From the records, pick out and copy each line containing "copyright".

Data entries:
--------------------

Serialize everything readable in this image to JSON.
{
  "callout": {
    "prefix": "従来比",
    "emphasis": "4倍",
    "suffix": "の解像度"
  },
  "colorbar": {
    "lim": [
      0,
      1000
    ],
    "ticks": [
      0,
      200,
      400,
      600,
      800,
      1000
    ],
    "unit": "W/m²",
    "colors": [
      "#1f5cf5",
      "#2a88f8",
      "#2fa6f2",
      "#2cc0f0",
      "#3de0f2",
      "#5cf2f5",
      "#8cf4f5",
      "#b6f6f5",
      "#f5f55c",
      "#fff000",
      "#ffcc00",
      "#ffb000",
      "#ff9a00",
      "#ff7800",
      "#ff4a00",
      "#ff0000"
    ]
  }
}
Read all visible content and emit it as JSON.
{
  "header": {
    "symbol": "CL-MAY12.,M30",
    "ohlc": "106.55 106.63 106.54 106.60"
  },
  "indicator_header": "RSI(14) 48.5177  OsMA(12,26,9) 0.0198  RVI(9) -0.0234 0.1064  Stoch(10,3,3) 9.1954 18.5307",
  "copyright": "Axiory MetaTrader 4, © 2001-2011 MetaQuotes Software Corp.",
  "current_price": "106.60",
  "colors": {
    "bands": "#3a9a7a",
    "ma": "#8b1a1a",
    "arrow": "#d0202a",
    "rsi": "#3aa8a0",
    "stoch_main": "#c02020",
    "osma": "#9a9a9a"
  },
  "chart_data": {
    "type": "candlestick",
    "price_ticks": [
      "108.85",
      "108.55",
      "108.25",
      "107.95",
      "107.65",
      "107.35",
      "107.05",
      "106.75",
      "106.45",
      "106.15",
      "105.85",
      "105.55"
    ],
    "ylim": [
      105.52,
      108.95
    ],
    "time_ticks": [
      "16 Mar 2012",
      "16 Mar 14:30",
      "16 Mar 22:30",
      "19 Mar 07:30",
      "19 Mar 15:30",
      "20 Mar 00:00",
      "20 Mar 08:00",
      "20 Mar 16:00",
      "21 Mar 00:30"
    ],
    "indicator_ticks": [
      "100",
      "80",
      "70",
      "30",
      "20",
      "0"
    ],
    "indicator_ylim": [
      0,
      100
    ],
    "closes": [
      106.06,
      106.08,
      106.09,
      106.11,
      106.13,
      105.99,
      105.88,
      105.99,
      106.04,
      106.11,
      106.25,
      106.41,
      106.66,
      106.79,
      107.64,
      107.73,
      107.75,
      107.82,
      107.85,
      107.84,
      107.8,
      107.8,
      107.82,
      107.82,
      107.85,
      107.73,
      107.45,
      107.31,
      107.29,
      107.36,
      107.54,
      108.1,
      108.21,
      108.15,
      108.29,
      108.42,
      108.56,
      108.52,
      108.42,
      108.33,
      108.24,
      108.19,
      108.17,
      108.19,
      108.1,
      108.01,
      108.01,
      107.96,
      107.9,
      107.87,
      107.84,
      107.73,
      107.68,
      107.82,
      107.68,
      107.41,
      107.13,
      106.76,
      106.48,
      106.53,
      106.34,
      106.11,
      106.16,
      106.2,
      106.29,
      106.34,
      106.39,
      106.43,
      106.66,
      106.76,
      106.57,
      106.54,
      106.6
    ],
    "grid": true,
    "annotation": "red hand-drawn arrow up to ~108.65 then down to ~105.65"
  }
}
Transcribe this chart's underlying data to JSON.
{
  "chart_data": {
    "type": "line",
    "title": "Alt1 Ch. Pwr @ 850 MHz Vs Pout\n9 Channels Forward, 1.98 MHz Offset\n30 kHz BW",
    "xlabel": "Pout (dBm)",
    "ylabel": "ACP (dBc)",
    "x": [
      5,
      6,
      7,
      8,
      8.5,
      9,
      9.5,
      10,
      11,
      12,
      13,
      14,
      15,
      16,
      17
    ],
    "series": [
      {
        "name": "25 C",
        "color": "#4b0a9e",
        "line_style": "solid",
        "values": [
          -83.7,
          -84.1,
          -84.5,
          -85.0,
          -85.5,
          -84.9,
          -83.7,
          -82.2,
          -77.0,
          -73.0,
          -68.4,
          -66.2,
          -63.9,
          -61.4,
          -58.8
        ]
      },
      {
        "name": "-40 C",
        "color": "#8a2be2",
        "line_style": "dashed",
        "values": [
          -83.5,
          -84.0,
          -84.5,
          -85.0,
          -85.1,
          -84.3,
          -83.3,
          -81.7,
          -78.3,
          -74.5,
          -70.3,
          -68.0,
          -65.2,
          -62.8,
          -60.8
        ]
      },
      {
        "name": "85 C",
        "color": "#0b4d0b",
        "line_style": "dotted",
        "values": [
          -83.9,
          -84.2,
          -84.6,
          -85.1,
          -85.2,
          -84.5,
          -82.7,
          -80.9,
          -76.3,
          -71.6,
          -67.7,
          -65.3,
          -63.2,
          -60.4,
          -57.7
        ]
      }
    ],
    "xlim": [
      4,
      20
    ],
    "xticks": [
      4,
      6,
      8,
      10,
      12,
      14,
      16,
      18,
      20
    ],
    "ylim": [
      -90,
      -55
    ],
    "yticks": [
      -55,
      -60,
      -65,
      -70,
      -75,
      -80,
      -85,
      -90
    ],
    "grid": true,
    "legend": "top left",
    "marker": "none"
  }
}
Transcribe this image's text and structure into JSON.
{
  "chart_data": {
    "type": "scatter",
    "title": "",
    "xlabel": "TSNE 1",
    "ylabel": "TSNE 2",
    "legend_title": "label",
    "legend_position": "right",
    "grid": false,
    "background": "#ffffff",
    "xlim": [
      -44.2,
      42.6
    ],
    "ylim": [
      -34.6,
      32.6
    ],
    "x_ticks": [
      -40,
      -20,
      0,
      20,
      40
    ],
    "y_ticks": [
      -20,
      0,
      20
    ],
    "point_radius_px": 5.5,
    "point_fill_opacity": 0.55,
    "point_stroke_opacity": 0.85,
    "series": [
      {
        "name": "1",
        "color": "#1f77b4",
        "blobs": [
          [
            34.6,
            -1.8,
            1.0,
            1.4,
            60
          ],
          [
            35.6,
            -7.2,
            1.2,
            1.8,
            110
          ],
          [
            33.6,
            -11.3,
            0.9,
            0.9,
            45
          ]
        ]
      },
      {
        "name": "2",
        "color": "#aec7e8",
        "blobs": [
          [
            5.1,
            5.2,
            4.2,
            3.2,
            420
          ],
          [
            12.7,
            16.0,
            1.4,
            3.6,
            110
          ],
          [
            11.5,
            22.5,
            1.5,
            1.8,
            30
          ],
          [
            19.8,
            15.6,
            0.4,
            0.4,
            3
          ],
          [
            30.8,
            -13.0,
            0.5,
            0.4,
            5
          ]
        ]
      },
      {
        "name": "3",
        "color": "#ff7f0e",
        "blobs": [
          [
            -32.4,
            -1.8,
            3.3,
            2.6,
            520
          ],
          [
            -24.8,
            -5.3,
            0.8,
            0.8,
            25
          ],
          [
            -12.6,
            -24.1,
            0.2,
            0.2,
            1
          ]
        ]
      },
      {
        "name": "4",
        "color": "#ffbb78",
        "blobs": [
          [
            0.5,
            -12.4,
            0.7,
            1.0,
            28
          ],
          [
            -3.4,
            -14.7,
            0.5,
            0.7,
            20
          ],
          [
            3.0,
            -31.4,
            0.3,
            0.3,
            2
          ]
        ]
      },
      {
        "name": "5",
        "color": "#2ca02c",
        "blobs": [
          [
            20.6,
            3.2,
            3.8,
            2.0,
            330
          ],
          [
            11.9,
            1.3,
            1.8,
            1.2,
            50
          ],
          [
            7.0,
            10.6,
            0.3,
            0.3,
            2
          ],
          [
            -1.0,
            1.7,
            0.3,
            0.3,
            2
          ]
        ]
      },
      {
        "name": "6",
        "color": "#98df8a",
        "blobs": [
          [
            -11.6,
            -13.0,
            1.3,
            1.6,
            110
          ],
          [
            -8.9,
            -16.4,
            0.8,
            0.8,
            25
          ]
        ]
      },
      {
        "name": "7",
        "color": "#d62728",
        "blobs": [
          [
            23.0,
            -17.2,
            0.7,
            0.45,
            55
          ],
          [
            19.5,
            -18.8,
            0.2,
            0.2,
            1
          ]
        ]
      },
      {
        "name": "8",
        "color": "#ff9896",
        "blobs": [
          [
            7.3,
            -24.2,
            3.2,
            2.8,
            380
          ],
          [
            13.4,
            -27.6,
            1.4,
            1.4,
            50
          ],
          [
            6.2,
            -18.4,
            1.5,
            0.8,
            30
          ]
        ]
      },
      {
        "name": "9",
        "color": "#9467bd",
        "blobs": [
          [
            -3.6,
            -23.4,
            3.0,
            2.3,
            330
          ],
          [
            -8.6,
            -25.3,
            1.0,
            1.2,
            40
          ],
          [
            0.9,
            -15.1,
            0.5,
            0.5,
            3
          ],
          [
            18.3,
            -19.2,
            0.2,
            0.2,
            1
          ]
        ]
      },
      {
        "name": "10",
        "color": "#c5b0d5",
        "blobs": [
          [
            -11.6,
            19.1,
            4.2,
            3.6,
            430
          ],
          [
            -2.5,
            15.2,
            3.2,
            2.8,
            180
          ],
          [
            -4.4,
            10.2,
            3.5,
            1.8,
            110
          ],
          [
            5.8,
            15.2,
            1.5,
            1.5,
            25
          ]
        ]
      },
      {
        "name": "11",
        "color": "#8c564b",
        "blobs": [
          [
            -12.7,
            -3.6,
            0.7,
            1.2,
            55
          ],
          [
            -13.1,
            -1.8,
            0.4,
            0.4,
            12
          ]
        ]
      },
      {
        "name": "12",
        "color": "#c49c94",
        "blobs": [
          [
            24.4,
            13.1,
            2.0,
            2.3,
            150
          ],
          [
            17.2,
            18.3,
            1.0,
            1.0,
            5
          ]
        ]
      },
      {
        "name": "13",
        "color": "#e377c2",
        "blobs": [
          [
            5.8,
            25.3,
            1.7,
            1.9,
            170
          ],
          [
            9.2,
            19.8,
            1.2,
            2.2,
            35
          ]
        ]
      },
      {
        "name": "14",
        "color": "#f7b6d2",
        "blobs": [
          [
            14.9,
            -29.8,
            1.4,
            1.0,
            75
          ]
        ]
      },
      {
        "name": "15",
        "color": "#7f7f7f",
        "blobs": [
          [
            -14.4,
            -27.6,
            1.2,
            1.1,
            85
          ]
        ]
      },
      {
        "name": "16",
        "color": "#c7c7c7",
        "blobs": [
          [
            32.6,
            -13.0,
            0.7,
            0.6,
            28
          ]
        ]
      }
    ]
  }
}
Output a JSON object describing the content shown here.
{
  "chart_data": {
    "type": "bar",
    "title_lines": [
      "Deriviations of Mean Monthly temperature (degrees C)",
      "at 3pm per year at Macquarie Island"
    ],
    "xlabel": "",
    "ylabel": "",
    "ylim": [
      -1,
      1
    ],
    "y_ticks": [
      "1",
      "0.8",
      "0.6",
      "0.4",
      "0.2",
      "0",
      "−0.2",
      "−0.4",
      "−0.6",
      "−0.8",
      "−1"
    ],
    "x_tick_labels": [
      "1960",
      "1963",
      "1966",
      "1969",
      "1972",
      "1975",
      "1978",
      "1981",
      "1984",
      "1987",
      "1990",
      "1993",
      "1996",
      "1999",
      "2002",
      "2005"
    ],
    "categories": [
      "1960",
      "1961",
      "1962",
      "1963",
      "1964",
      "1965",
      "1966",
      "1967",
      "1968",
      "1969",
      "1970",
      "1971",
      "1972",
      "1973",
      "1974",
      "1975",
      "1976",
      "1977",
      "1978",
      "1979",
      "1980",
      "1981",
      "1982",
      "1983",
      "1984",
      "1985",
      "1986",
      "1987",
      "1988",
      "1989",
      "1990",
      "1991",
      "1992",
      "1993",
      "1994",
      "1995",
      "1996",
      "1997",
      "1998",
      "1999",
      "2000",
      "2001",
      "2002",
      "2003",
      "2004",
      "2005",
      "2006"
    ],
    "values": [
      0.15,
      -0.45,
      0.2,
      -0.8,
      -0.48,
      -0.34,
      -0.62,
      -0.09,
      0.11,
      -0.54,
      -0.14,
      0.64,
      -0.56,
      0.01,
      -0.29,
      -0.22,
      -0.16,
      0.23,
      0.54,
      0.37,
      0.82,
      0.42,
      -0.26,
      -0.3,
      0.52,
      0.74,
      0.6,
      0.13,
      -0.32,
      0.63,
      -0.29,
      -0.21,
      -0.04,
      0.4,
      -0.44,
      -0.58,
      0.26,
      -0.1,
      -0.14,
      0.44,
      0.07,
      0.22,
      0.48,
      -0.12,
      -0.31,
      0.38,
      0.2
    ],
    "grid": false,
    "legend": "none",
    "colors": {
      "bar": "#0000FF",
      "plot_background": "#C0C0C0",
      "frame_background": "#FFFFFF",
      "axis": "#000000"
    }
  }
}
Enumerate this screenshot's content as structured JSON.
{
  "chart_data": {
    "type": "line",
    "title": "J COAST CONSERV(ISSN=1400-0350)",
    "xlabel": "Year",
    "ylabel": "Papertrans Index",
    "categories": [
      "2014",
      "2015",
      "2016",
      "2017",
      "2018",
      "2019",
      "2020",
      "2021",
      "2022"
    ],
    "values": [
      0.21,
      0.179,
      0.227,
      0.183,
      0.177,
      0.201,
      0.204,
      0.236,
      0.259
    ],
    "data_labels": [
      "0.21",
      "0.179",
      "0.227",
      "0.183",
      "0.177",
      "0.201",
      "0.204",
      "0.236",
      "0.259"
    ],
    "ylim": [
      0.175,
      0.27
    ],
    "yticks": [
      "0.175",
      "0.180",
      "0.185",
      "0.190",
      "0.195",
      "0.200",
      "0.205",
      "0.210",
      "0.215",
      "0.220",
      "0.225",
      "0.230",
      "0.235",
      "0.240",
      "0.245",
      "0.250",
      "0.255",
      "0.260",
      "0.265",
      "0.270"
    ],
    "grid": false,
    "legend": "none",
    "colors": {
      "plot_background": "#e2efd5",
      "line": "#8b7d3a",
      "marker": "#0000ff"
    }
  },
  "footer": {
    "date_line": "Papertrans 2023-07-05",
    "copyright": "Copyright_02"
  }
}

--------------------

- **Task response**:
  "copyright": "Axiory MetaTrader 4, © 2001-2011 MetaQuotes Software Corp.",
    "copyright": "Copyright_02"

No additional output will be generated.